[AIM] Your task is to output the entries below word for word.

[INPUT FOR THIS TASK]
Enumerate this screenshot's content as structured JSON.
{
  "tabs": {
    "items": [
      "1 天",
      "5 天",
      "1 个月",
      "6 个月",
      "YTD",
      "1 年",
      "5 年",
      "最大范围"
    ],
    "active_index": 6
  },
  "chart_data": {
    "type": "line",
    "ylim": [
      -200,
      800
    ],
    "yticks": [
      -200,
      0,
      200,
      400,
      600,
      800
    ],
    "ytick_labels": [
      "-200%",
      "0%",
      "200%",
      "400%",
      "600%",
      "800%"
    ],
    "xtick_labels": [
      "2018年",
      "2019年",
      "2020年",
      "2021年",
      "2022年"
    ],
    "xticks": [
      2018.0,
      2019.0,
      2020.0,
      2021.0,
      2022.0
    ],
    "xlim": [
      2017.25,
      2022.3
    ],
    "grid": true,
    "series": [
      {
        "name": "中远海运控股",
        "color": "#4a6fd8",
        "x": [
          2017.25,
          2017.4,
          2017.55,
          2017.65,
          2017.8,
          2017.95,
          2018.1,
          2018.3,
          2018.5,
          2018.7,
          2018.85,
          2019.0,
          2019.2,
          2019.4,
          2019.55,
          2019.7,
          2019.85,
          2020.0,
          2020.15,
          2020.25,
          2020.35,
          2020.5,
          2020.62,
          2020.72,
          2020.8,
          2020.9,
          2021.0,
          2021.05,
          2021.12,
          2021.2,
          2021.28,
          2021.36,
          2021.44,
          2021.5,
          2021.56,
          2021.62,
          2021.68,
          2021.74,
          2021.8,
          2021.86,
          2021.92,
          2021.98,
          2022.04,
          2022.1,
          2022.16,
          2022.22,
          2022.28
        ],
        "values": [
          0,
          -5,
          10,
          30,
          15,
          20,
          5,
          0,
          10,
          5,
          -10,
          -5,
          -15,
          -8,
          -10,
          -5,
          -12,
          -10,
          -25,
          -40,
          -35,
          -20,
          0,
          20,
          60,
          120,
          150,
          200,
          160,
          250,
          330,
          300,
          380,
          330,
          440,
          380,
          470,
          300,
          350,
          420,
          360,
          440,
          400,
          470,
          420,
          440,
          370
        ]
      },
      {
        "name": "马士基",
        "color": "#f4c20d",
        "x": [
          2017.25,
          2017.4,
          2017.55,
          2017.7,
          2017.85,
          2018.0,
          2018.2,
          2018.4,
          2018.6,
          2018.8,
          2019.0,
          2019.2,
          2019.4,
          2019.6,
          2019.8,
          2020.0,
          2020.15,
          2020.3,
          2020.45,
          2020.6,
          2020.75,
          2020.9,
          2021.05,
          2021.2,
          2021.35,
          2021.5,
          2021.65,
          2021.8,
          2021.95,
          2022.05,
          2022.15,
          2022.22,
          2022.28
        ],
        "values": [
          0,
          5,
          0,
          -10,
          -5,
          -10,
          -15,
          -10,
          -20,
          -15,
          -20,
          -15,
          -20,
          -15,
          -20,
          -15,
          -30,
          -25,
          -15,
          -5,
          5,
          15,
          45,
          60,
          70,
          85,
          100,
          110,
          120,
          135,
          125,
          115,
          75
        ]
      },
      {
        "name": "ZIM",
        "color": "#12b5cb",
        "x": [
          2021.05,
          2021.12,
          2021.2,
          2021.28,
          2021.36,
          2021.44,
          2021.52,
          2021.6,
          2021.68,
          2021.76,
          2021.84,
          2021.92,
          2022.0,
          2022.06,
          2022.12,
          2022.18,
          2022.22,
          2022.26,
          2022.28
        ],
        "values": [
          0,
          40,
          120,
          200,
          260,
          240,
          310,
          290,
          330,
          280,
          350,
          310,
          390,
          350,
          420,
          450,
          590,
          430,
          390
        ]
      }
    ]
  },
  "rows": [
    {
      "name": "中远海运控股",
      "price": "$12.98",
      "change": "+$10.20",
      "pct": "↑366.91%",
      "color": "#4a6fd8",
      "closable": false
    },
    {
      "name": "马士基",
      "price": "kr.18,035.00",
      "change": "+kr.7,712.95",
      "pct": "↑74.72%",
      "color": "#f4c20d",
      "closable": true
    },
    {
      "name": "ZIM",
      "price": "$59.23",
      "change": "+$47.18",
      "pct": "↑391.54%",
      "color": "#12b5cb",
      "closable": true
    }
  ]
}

[TASK SOLUTION]
Enumerate this screenshot's content as structured JSON.
{
  "tabs": {
    "items": [
      "1 天",
      "5 天",
      "1 个月",
      "6 个月",
      "YTD",
      "1 年",
      "5 年",
      "最大范围"
    ],
    "active_index": 6
  },
  "chart_data": {
    "type": "line",
    "ylim": [
      -200,
      800
    ],
    "yticks": [
      -200,
      0,
      200,
      400,
      600,
      800
    ],
    "ytick_labels": [
      "-200%",
      "0%",
      "200%",
      "400%",
      "600%",
      "800%"
    ],
    "xtick_labels": [
      "2018年",
      "2019年",
      "2020年",
      "2021年",
      "2022年"
    ],
    "xticks": [
      2018.0,
      2019.0,
      2020.0,
      2021.0,
      2022.0
    ],
    "xlim": [
      2017.25,
      2022.3
    ],
    "grid": true,
    "series": [
      {
        "name": "中远海运控股",
        "color": "#4a6fd8",
        "x": [
          2017.25,
          2017.4,
          2017.55,
          2017.65,
          2017.8,
          2017.95,
          2018.1,
          2018.3,
          2018.5,
          2018.7,
          2018.85,
          2019.0,
          2019.2,
          2019.4,
          2019.55,
          2019.7,
          2019.85,
          2020.0,
          2020.15,
          2020.25,
          2020.35,
          2020.5,
          2020.62,
          2020.72,
          2020.8,
          2020.9,
          2021.0,
          2021.05,
          2021.12,
          2021.2,
          2021.28,
          2021.36,
          2021.44,
          2021.5,
          2021.56,
          2021.62,
          2021.68,
          2021.74,
          2021.8,
          2021.86,
          2021.92,
          2021.98,
          2022.04,
          2022.1,
          2022.16,
          2022.22,
          2022.28
        ],
        "values": [
          0,
          -5,
          10,
          30,
          15,
          20,
          5,
          0,
          10,
          5,
          -10,
          -5,
          -15,
          -8,
          -10,
          -5,
          -12,
          -10,
          -25,
          -40,
          -35,
          -20,
          0,
          20,
          60,
          120,
          150,
          200,
          160,
          250,
          330,
          300,
          380,
          330,
          440,
          380,
          470,
          300,
          350,
          420,
          360,
          440,
          400,
          470,
          420,
          440,
          370
        ]
      },
      {
        "name": "马士基",
        "color": "#f4c20d",
        "x": [
          2017.25,
          2017.4,
          2017.55,
          2017.7,
          2017.85,
          2018.0,
          2018.2,
          2018.4,
          2018.6,
          2018.8,
          2019.0,
          2019.2,
          2019.4,
          2019.6,
          2019.8,
          2020.0,
          2020.15,
          2020.3,
          2020.45,
          2020.6,
          2020.75,
          2020.9,
          2021.05,
          2021.2,
          2021.35,
          2021.5,
          2021.65,
          2021.8,
          2021.95,
          2022.05,
          2022.15,
          2022.22,
          2022.28
        ],
        "values": [
          0,
          5,
          0,
          -10,
          -5,
          -10,
          -15,
          -10,
          -20,
          -15,
          -20,
          -15,
          -20,
          -15,
          -20,
          -15,
          -30,
          -25,
          -15,
          -5,
          5,
          15,
          45,
          60,
          70,
          85,
          100,
          110,
          120,
          135,
          125,
          115,
          75
        ]
      },
      {
        "name": "ZIM",
        "color": "#12b5cb",
        "x": [
          2021.05,
          2021.12,
          2021.2,
          2021.28,
          2021.36,
          2021.44,
          2021.52,
          2021.6,
          2021.68,
          2021.76,
          2021.84,
          2021.92,
          2022.0,
          2022.06,
          2022.12,
          2022.18,
          2022.22,
          2022.26,
          2022.28
        ],
        "values": [
          0,
          40,
          120,
          200,
          260,
          240,
          310,
          290,
          330,
          280,
          350,
          310,
          390,
          350,
          420,
          450,
          590,
          430,
          390
        ]
      }
    ]
  },
  "rows": [
    {
      "name": "中远海运控股",
      "price": "$12.98",
      "change": "+$10.20",
      "pct": "↑366.91%",
      "color": "#4a6fd8",
      "closable": false
    },
    {
      "name": "马士基",
      "price": "kr.18,035.00",
      "change": "+kr.7,712.95",
      "pct": "↑74.72%",
      "color": "#f4c20d",
      "closable": true
    },
    {
      "name": "ZIM",
      "price": "$59.23",
      "change": "+$47.18",
      "pct": "↑391.54%",
      "color": "#12b5cb",
      "closable": true
    }
  ]
}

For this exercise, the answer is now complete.